#### WHAT YOU WILL DO
Copy every line of the data that contains the string "from".

-- Begin PROVIDED RECORDS --

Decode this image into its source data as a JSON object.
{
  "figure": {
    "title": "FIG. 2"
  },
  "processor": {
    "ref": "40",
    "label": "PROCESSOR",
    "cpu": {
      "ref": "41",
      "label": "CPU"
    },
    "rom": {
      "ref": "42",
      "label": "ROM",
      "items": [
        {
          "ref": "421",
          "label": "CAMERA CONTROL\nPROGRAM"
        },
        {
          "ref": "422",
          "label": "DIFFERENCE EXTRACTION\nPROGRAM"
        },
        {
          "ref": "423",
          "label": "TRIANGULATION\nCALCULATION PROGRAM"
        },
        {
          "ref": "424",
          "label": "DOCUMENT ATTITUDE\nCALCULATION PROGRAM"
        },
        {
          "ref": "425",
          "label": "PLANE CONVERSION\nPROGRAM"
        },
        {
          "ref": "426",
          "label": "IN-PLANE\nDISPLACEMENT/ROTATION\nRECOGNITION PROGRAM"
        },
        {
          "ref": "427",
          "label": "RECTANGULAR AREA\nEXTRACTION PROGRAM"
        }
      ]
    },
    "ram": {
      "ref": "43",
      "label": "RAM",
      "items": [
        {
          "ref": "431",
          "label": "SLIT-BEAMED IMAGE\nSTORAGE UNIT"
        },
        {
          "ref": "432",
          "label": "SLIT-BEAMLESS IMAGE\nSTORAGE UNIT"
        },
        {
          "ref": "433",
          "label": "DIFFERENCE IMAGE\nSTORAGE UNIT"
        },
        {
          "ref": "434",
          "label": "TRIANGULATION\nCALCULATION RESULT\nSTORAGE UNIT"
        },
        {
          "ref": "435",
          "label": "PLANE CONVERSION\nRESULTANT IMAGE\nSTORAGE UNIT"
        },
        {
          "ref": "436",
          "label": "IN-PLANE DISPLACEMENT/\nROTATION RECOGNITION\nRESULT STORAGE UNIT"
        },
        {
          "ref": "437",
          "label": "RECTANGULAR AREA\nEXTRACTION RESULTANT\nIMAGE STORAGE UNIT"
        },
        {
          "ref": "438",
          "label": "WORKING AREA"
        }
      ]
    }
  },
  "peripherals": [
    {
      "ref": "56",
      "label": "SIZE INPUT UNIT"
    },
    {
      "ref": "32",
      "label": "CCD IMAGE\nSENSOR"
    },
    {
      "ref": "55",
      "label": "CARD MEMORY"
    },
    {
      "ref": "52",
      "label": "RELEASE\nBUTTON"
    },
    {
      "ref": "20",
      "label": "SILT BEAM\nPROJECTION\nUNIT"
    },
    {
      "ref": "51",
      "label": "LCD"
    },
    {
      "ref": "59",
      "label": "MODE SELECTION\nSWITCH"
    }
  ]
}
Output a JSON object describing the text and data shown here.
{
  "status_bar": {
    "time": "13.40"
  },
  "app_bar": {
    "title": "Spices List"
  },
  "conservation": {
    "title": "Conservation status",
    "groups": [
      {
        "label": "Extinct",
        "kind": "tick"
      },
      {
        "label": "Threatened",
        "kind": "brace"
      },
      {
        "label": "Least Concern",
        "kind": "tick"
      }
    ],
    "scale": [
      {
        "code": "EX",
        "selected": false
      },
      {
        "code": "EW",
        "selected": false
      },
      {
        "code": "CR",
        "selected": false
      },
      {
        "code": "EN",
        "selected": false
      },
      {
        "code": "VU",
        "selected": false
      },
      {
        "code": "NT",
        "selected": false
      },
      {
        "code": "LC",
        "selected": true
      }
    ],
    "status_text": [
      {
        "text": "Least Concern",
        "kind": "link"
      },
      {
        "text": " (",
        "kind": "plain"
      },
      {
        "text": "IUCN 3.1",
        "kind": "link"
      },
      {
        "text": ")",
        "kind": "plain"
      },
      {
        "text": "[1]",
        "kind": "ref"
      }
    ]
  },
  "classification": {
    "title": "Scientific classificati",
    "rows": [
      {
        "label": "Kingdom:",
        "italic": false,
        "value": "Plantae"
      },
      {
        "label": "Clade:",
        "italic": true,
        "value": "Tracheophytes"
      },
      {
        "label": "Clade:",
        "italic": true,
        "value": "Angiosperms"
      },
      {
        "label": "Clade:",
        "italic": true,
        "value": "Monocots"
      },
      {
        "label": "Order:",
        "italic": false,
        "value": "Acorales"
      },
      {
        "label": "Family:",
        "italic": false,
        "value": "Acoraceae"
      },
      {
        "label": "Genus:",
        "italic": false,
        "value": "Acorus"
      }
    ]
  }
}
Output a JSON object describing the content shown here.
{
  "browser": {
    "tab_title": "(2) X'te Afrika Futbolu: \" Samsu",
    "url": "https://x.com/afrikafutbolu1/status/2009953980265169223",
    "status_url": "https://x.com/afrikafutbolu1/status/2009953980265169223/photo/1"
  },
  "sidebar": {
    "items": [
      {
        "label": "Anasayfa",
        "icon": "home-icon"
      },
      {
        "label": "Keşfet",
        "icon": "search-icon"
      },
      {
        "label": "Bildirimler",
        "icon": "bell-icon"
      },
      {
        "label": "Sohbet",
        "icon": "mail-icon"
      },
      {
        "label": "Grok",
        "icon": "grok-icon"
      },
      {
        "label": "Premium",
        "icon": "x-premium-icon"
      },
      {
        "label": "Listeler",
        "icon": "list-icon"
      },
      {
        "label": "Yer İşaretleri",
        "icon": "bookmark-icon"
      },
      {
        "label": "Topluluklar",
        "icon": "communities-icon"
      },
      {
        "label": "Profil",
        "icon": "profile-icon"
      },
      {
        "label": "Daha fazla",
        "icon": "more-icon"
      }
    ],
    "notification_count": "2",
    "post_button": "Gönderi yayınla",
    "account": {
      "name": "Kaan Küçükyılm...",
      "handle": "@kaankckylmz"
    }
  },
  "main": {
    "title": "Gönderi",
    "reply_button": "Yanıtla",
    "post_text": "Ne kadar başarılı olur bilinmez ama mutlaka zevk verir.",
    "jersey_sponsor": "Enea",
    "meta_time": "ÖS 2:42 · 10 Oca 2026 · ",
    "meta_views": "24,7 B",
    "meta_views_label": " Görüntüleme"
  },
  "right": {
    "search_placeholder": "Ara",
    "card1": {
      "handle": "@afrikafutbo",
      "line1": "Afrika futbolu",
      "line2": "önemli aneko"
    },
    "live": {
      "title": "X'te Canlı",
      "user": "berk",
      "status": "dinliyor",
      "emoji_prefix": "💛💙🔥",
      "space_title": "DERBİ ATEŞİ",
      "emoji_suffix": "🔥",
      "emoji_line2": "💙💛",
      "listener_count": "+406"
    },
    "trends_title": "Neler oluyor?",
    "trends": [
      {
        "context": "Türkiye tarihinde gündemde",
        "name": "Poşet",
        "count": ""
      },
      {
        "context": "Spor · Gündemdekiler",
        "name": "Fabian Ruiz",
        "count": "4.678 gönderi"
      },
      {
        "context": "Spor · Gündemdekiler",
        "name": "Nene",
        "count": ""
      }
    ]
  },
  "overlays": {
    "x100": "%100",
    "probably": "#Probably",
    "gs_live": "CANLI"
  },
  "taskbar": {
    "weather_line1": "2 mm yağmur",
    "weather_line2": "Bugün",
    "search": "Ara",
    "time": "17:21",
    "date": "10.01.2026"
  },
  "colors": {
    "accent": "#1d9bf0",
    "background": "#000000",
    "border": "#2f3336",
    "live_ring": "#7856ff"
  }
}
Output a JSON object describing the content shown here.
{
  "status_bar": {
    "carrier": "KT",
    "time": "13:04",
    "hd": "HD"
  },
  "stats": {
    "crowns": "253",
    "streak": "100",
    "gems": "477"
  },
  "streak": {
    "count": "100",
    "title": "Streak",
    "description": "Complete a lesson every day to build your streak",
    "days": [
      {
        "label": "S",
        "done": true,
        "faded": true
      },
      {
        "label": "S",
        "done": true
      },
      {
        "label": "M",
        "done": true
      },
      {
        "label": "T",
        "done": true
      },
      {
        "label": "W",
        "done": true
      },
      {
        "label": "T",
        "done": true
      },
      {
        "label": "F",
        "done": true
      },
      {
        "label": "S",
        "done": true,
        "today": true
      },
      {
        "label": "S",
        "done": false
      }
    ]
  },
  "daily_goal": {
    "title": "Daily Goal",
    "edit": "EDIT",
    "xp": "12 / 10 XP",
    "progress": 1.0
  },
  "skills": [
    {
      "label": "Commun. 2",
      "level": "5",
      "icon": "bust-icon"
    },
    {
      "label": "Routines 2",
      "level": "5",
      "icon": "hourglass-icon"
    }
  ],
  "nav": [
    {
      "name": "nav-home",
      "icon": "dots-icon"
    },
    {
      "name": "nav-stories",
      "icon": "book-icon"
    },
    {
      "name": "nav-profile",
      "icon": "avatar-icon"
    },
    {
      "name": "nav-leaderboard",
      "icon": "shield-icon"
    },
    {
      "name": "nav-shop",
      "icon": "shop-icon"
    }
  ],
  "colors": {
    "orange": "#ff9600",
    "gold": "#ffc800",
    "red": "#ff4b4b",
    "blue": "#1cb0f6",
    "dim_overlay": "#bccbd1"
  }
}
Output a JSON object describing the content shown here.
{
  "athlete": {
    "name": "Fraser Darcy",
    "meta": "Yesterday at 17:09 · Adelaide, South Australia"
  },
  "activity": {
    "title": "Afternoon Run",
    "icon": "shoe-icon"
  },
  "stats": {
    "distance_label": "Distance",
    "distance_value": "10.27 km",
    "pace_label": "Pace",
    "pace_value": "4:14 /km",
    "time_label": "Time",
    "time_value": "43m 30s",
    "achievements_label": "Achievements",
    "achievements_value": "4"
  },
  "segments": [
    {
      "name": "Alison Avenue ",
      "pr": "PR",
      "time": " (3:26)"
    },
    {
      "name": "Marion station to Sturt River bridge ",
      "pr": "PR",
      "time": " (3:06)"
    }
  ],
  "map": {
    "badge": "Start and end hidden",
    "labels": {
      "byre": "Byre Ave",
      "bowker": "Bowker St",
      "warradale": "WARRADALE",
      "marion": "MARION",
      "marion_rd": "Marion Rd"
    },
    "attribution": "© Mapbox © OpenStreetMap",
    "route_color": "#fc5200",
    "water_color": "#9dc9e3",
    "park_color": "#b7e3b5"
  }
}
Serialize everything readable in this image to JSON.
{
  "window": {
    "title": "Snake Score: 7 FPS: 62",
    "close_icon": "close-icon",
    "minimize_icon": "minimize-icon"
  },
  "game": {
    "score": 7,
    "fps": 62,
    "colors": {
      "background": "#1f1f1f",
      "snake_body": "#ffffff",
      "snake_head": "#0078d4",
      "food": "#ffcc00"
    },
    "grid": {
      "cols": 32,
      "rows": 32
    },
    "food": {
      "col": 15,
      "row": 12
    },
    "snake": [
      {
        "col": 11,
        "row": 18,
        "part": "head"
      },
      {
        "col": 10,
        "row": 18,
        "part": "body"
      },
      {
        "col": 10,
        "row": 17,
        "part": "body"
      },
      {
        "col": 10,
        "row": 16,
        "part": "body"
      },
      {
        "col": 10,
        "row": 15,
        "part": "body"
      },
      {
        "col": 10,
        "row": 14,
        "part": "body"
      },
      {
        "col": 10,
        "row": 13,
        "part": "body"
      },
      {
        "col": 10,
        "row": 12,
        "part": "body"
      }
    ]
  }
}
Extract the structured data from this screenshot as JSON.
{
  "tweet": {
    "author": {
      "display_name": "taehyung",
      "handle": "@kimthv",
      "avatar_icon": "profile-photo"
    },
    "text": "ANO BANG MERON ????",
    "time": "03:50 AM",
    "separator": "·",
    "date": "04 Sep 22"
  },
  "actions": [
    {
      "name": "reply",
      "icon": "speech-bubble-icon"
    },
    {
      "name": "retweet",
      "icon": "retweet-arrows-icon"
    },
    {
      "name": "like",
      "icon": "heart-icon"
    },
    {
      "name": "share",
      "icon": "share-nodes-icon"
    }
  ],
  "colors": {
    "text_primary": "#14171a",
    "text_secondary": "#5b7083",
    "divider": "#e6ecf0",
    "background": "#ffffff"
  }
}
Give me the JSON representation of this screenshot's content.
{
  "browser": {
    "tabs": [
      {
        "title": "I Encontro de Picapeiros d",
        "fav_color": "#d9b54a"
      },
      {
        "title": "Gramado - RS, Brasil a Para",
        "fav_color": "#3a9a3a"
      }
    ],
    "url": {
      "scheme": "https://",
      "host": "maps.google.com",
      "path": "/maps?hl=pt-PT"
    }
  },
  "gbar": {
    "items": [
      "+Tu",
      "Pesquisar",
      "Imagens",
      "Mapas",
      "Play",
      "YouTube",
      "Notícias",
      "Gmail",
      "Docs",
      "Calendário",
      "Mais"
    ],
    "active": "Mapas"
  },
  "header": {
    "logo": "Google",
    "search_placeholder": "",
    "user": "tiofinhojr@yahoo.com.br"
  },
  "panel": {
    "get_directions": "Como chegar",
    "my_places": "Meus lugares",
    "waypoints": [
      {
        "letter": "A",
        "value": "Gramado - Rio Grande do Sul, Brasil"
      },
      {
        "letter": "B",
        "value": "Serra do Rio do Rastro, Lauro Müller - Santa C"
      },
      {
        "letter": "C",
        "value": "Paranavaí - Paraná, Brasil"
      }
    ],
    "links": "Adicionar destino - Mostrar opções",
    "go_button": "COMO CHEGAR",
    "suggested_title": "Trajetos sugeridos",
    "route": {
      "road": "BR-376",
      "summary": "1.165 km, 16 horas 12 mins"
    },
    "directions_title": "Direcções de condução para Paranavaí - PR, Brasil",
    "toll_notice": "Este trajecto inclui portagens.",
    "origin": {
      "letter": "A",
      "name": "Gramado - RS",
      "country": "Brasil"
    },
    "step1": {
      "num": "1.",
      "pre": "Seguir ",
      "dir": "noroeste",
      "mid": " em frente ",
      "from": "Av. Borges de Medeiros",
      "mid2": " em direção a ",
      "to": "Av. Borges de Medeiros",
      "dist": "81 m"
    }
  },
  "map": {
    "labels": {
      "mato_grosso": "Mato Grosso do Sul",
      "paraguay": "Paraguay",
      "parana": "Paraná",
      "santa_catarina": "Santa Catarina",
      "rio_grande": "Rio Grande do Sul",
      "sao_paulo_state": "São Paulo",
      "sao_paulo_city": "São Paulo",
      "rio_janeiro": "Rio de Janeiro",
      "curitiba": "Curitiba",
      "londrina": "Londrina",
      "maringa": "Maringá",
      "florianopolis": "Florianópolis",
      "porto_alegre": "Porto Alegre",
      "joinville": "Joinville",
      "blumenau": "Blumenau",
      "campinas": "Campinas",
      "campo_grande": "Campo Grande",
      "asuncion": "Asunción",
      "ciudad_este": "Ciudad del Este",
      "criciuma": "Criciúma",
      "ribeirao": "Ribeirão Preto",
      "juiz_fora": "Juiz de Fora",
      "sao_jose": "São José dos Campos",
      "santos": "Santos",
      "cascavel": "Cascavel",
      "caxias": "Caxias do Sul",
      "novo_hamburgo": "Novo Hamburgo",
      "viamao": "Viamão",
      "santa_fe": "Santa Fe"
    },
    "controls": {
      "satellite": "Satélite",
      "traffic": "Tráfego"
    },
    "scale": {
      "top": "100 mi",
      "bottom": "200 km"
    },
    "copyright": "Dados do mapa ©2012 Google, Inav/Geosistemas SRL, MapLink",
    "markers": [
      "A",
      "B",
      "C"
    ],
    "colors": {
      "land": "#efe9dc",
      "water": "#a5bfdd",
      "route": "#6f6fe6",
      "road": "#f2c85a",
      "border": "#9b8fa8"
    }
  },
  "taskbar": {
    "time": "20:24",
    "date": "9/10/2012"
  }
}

-- End PROVIDED RECORDS --

#### EXERCISE RESULT
Extract the structured data from this screenshot as JSON.
      "from": "Av. Borges de Medeiros",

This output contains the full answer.